**SET TASK:** Filter the entries below, keeping every line that has the word "ohne".

**PROVIDED MATERIAL:**
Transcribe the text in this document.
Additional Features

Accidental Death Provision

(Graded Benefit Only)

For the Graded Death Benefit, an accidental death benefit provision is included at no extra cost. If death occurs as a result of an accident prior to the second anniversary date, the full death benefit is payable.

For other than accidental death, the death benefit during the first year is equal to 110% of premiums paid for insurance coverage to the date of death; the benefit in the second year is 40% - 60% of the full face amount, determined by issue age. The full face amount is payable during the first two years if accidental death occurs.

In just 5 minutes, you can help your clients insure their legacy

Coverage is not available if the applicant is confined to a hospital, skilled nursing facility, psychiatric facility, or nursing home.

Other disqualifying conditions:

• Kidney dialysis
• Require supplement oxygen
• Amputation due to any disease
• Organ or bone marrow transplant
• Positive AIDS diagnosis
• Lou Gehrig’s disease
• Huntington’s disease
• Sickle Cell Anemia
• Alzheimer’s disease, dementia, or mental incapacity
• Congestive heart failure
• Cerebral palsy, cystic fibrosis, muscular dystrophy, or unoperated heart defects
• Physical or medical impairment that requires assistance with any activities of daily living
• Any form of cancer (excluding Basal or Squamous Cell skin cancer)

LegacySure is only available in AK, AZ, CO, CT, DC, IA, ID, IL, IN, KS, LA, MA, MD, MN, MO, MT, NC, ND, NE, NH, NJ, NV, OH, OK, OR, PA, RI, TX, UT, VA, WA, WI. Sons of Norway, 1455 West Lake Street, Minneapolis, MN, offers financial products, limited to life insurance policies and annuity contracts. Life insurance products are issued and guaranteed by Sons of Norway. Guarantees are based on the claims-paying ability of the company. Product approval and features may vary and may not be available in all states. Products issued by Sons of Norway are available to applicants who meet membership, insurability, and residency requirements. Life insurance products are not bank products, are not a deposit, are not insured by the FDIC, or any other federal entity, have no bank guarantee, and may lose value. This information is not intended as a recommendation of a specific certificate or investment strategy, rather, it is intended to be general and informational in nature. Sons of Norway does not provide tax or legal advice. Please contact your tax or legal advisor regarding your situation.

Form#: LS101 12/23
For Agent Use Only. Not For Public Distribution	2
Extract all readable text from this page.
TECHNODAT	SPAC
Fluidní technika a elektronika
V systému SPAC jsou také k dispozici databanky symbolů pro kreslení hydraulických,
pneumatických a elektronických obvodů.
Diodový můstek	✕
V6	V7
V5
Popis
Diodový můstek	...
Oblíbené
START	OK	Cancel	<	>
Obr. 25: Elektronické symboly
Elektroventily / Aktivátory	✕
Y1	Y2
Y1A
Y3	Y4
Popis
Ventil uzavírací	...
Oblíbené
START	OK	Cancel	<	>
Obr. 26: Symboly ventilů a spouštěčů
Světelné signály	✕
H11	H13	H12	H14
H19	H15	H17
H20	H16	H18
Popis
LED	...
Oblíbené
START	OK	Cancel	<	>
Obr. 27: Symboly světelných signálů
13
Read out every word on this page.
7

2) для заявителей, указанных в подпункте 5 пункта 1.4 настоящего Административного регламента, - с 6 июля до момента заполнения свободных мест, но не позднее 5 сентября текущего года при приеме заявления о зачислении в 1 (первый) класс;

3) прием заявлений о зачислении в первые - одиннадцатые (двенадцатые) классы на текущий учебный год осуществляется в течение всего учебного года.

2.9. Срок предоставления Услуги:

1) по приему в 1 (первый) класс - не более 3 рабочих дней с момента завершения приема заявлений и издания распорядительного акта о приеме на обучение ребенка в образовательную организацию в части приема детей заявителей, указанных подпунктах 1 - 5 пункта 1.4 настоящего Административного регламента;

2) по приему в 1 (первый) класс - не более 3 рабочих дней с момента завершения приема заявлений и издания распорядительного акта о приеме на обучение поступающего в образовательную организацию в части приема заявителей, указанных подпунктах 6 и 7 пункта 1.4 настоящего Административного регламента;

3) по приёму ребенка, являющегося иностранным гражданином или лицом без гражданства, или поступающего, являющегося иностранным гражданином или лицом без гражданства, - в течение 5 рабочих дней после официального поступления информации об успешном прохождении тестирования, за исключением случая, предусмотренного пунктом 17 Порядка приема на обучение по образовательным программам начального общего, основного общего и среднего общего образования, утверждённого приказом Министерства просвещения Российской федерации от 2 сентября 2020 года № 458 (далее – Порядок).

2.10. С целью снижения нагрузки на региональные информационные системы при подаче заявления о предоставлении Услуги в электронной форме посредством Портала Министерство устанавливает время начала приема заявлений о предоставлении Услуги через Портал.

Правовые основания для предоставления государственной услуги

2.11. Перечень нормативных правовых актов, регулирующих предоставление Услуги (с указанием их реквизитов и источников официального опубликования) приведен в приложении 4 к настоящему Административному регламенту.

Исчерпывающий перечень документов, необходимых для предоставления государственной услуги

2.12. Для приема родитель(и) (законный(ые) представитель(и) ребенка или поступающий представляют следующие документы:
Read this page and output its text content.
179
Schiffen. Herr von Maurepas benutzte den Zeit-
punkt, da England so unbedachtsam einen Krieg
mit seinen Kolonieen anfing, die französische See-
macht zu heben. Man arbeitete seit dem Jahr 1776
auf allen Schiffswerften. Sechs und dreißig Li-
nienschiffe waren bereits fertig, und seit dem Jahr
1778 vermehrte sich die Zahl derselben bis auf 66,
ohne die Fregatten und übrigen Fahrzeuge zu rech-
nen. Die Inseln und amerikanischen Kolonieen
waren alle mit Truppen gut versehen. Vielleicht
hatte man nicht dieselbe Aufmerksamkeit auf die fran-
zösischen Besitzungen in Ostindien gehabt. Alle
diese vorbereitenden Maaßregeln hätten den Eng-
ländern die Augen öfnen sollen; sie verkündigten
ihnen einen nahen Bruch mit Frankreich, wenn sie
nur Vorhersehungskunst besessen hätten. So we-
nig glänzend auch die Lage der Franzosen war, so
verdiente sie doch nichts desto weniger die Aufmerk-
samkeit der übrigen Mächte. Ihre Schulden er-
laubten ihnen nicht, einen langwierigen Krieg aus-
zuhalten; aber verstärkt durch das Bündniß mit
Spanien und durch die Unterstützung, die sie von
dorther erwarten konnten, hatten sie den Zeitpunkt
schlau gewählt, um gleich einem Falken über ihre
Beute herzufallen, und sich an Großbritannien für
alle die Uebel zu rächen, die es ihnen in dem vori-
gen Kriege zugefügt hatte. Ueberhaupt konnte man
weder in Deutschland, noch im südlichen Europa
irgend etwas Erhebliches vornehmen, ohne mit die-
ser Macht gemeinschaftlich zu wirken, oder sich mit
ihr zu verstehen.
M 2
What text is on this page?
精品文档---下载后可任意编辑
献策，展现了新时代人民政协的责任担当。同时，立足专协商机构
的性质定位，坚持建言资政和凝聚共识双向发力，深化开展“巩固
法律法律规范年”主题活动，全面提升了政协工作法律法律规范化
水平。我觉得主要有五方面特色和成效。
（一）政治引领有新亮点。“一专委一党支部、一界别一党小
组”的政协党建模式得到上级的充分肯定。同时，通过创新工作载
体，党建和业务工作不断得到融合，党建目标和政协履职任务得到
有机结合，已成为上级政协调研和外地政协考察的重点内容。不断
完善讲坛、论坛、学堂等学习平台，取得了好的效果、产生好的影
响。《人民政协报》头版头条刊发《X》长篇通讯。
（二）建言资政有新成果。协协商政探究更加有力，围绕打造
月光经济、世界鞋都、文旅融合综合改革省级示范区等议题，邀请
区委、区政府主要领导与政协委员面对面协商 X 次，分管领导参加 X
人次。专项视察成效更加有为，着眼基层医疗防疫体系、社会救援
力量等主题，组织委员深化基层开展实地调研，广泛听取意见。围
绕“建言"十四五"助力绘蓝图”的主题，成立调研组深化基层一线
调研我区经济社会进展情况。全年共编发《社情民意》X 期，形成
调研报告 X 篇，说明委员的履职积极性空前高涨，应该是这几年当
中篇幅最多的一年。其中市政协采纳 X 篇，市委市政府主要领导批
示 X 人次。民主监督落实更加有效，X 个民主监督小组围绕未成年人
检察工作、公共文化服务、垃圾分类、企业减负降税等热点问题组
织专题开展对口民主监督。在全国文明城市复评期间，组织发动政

**RESULT OF THE TASK:**
ohne die Fregatten und übrigen Fahrzeuge zu rech-
irgend etwas Erhebliches vornehmen, ohne mit die-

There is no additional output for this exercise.